§ **GIVEN EXERCISE**
Pictures aside, write out every record exactly as it appears.

§ **DATA SUPPLIED**

[start]

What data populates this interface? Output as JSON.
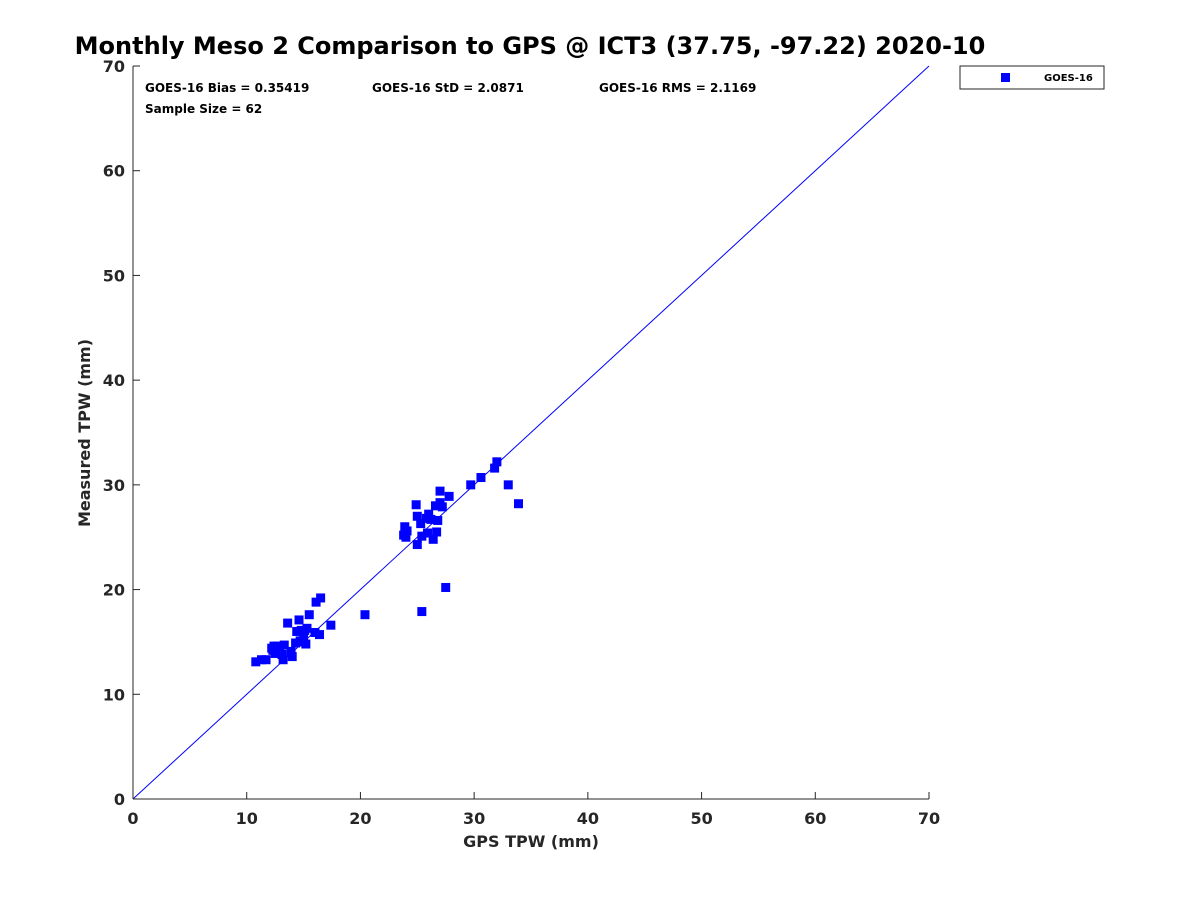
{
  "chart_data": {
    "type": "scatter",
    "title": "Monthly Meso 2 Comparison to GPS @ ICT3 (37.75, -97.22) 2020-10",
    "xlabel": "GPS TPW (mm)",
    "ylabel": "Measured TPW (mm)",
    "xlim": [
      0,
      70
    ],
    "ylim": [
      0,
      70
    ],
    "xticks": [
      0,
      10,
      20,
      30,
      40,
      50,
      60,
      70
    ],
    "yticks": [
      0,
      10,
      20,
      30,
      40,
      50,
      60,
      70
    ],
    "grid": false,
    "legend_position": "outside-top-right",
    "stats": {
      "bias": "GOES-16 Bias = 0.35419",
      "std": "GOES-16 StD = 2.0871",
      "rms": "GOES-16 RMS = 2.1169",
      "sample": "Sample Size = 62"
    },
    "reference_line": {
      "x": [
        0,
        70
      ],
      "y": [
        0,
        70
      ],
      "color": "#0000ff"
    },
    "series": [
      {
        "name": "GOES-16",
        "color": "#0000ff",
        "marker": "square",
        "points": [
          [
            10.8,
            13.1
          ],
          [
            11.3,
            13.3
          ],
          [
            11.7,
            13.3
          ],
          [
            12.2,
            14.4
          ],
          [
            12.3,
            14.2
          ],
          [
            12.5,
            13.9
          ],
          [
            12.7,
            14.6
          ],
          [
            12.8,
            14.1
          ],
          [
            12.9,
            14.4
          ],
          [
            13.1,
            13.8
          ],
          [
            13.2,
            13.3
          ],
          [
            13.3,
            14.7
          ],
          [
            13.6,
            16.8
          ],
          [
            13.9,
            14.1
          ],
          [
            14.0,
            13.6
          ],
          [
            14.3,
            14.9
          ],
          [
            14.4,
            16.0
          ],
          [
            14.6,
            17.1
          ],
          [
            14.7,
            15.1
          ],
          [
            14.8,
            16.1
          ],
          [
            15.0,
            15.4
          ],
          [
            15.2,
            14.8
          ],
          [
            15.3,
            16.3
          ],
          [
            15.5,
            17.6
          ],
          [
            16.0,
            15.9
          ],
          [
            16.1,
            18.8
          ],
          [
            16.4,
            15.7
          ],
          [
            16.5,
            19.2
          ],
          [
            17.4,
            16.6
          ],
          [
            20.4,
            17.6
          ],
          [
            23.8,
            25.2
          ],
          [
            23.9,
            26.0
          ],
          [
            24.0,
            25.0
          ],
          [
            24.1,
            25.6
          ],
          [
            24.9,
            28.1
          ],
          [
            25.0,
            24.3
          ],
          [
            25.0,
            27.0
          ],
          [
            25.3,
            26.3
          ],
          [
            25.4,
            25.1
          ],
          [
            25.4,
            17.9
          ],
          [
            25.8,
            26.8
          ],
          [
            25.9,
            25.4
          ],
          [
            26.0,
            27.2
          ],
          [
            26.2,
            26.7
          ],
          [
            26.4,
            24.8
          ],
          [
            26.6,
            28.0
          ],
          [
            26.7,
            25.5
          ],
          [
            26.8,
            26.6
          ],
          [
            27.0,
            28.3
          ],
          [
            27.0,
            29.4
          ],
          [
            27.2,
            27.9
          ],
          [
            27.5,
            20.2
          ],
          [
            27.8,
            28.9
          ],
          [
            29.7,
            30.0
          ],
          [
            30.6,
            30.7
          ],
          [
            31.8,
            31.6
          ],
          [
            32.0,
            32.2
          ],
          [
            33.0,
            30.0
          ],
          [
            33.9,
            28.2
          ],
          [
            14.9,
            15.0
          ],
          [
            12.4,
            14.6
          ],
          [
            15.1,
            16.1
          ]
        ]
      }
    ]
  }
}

[end]

§ **WRITTEN ANSWER**
What data populates this interface? Output as JSON.
{
  "chart_data": {
    "type": "scatter",
    "title": "Monthly Meso 2 Comparison to GPS @ ICT3 (37.75, -97.22) 2020-10",
    "xlabel": "GPS TPW (mm)",
    "ylabel": "Measured TPW (mm)",
    "xlim": [
      0,
      70
    ],
    "ylim": [
      0,
      70
    ],
    "xticks": [
      0,
      10,
      20,
      30,
      40,
      50,
      60,
      70
    ],
    "yticks": [
      0,
      10,
      20,
      30,
      40,
      50,
      60,
      70
    ],
    "grid": false,
    "legend_position": "outside-top-right",
    "stats": {
      "bias": "GOES-16 Bias = 0.35419",
      "std": "GOES-16 StD = 2.0871",
      "rms": "GOES-16 RMS = 2.1169",
      "sample": "Sample Size = 62"
    },
    "reference_line": {
      "x": [
        0,
        70
      ],
      "y": [
        0,
        70
      ],
      "color": "#0000ff"
    },
    "series": [
      {
        "name": "GOES-16",
        "color": "#0000ff",
        "marker": "square",
        "points": [
          [
            10.8,
            13.1
          ],
          [
            11.3,
            13.3
          ],
          [
            11.7,
            13.3
          ],
          [
            12.2,
            14.4
          ],
          [
            12.3,
            14.2
          ],
          [
            12.5,
            13.9
          ],
          [
            12.7,
            14.6
          ],
          [
            12.8,
            14.1
          ],
          [
            12.9,
            14.4
          ],
          [
            13.1,
            13.8
          ],
          [
            13.2,
            13.3
          ],
          [
            13.3,
            14.7
          ],
          [
            13.6,
            16.8
          ],
          [
            13.9,
            14.1
          ],
          [
            14.0,
            13.6
          ],
          [
            14.3,
            14.9
          ],
          [
            14.4,
            16.0
          ],
          [
            14.6,
            17.1
          ],
          [
            14.7,
            15.1
          ],
          [
            14.8,
            16.1
          ],
          [
            15.0,
            15.4
          ],
          [
            15.2,
            14.8
          ],
          [
            15.3,
            16.3
          ],
          [
            15.5,
            17.6
          ],
          [
            16.0,
            15.9
          ],
          [
            16.1,
            18.8
          ],
          [
            16.4,
            15.7
          ],
          [
            16.5,
            19.2
          ],
          [
            17.4,
            16.6
          ],
          [
            20.4,
            17.6
          ],
          [
            23.8,
            25.2
          ],
          [
            23.9,
            26.0
          ],
          [
            24.0,
            25.0
          ],
          [
            24.1,
            25.6
          ],
          [
            24.9,
            28.1
          ],
          [
            25.0,
            24.3
          ],
          [
            25.0,
            27.0
          ],
          [
            25.3,
            26.3
          ],
          [
            25.4,
            25.1
          ],
          [
            25.4,
            17.9
          ],
          [
            25.8,
            26.8
          ],
          [
            25.9,
            25.4
          ],
          [
            26.0,
            27.2
          ],
          [
            26.2,
            26.7
          ],
          [
            26.4,
            24.8
          ],
          [
            26.6,
            28.0
          ],
          [
            26.7,
            25.5
          ],
          [
            26.8,
            26.6
          ],
          [
            27.0,
            28.3
          ],
          [
            27.0,
            29.4
          ],
          [
            27.2,
            27.9
          ],
          [
            27.5,
            20.2
          ],
          [
            27.8,
            28.9
          ],
          [
            29.7,
            30.0
          ],
          [
            30.6,
            30.7
          ],
          [
            31.8,
            31.6
          ],
          [
            32.0,
            32.2
          ],
          [
            33.0,
            30.0
          ],
          [
            33.9,
            28.2
          ],
          [
            14.9,
            15.0
          ],
          [
            12.4,
            14.6
          ],
          [
            15.1,
            16.1
          ]
        ]
      }
    ]
  }
}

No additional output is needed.